**Task description**
Copy the records below word for word, from their first line through the line that contains "maxh-input[interactable]: None- [908,398,952,415]".

**Recorded data**
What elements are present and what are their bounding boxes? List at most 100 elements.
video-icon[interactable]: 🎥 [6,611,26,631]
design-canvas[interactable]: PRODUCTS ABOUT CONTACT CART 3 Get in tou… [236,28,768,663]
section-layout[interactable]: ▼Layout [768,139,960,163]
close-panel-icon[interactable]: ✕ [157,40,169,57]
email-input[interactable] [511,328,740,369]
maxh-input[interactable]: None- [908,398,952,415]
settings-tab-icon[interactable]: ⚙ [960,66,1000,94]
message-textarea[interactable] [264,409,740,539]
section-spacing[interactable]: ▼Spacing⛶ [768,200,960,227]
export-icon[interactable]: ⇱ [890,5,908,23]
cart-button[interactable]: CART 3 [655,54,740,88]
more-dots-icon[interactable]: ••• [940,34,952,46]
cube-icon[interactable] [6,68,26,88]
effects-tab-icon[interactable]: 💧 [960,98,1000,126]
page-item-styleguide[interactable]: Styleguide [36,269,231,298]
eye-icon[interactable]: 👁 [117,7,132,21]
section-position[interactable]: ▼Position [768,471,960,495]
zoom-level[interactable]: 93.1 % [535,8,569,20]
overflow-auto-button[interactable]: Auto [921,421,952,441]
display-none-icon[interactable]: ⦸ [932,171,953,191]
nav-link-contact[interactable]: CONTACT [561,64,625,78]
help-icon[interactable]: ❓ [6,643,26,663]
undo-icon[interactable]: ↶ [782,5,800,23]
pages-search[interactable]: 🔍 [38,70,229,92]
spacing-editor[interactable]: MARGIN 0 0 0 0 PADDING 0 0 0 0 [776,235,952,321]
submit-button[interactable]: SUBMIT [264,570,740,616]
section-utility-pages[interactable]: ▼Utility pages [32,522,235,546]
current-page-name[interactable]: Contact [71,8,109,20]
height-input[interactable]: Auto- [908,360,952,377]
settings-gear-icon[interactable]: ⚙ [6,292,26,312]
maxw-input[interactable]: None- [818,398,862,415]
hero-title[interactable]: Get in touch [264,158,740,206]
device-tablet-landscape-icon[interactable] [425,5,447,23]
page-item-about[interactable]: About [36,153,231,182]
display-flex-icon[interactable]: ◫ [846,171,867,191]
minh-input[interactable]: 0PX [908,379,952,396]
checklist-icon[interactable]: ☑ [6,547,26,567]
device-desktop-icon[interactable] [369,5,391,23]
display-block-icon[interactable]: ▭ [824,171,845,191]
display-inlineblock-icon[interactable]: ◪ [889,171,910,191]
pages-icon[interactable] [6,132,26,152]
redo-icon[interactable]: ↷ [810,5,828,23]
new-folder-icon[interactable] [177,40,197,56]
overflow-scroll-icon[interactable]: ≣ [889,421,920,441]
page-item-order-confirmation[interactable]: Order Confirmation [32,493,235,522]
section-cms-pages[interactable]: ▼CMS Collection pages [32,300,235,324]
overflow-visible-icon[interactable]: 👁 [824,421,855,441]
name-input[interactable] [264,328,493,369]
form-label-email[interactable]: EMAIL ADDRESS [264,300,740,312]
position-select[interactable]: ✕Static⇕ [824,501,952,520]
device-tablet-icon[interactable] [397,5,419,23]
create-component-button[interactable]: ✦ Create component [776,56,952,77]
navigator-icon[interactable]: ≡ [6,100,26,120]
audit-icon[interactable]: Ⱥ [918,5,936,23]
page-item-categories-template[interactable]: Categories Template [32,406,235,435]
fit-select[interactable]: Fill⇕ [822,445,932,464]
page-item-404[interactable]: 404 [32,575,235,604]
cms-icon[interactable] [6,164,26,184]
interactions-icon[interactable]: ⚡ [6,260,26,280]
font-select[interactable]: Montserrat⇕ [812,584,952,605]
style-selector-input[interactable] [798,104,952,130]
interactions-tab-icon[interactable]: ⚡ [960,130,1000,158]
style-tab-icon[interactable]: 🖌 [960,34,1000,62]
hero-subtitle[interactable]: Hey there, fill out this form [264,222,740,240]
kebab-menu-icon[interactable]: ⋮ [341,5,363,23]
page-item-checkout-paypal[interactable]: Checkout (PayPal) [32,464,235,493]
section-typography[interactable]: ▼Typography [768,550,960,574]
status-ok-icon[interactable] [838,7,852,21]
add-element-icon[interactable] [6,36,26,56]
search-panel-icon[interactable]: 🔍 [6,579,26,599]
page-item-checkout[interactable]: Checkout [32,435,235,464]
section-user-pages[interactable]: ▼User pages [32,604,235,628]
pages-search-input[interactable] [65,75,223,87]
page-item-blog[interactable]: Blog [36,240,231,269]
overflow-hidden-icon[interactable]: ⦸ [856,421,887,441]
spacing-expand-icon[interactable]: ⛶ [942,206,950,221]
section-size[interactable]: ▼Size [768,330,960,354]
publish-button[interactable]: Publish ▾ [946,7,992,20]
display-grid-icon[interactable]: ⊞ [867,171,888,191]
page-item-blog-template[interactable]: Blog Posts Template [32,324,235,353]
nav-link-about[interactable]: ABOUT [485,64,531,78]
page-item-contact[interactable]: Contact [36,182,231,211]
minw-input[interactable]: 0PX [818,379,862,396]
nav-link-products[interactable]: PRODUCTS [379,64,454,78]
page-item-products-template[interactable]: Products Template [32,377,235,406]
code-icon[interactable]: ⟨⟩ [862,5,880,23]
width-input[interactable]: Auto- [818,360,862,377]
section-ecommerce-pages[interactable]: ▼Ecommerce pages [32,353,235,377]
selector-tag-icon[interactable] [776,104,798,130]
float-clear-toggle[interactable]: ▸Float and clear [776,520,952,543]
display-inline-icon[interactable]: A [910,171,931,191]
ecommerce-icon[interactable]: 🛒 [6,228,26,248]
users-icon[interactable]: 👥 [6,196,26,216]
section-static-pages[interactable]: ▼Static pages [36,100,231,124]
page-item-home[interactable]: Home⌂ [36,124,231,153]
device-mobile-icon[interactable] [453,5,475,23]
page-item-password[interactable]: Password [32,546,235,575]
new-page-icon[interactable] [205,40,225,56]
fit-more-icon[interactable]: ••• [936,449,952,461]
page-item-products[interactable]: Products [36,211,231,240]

**The output**
What elements are present and what are their bounding boxes? List at most 100 elements.
video-icon[interactable]: 🎥 [6,611,26,631]
design-canvas[interactable]: PRODUCTS ABOUT CONTACT CART 3 Get in tou… [236,28,768,663]
section-layout[interactable]: ▼Layout [768,139,960,163]
close-panel-icon[interactable]: ✕ [157,40,169,57]
email-input[interactable] [511,328,740,369]
maxh-input[interactable]: None- [908,398,952,415]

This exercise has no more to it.